Stored data entries:
○ ○ ○ ○ ○ ○ ○

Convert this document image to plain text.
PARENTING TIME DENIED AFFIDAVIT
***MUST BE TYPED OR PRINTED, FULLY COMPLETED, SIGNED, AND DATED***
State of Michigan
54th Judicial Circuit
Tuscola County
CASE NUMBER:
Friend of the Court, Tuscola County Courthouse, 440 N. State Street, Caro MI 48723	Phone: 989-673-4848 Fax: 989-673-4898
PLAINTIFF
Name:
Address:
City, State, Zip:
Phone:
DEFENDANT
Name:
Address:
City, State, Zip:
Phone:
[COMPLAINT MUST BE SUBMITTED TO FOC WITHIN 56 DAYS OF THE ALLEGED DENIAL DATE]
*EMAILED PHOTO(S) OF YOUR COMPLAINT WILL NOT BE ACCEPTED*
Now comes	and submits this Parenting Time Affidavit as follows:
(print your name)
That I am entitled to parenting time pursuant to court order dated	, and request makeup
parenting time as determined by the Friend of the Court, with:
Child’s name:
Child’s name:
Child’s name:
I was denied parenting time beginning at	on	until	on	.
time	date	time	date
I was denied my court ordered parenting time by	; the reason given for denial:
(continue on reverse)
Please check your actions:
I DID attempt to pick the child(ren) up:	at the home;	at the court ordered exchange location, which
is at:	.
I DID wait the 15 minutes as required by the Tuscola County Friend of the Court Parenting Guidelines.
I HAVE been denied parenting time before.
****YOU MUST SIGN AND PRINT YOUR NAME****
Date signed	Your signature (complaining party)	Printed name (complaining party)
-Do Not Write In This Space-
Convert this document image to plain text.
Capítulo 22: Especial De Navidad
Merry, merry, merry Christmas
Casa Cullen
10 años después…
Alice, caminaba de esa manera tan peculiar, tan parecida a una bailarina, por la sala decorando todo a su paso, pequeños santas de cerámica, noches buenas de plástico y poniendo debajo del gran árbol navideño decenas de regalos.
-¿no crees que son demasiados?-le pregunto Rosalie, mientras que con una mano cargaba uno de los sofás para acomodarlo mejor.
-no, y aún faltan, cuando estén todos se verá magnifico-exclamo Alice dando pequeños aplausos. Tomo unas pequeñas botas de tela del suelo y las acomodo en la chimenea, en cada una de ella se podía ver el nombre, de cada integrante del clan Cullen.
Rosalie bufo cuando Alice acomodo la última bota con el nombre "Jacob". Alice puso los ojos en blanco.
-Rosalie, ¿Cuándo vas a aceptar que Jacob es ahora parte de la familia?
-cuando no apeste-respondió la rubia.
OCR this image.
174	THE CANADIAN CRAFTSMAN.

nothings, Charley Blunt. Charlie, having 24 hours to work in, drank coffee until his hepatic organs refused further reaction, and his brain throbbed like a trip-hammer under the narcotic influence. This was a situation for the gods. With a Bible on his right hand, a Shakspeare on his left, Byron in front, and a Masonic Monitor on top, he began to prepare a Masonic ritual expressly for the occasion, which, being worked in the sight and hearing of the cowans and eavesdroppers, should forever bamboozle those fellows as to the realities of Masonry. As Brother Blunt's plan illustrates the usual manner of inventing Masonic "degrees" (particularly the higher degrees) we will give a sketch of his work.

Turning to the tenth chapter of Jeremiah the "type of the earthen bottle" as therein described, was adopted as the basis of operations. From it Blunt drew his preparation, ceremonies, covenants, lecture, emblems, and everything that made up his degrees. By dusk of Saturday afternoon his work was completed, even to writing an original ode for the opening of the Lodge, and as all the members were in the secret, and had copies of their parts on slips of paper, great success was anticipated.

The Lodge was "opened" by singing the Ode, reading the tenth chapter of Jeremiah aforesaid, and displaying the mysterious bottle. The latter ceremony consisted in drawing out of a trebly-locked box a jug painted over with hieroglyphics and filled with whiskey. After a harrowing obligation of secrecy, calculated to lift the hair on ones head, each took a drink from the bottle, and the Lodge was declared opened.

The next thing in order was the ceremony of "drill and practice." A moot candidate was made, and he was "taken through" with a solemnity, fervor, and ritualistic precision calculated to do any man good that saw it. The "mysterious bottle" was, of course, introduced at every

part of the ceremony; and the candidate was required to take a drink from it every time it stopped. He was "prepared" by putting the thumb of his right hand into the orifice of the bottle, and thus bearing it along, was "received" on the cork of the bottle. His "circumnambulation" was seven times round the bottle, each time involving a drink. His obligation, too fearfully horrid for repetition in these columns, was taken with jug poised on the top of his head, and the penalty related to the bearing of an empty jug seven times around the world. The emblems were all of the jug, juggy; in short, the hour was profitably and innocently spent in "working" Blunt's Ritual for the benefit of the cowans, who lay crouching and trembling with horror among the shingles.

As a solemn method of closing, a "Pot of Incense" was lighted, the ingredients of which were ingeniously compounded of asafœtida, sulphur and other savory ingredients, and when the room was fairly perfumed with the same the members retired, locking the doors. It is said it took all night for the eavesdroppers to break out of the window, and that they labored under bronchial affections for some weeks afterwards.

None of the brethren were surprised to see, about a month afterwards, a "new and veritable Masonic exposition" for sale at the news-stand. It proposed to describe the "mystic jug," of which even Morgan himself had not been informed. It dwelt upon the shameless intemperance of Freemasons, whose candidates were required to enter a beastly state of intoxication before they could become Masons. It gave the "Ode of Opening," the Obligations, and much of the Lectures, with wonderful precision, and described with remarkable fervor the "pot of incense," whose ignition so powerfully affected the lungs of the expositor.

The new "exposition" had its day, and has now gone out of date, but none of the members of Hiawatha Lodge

○ ○ ○ ○ ○ ○ ○

Written problem: Pull out all lines containing the word "County" from the entries above.

Task solution:
Tuscola County
Friend of the Court, Tuscola County Courthouse, 440 N. State Street, Caro MI 48723	Phone: 989-673-4848 Fax: 989-673-4898
I DID wait the 15 minutes as required by the Tuscola County Friend of the Court Parenting Guidelines.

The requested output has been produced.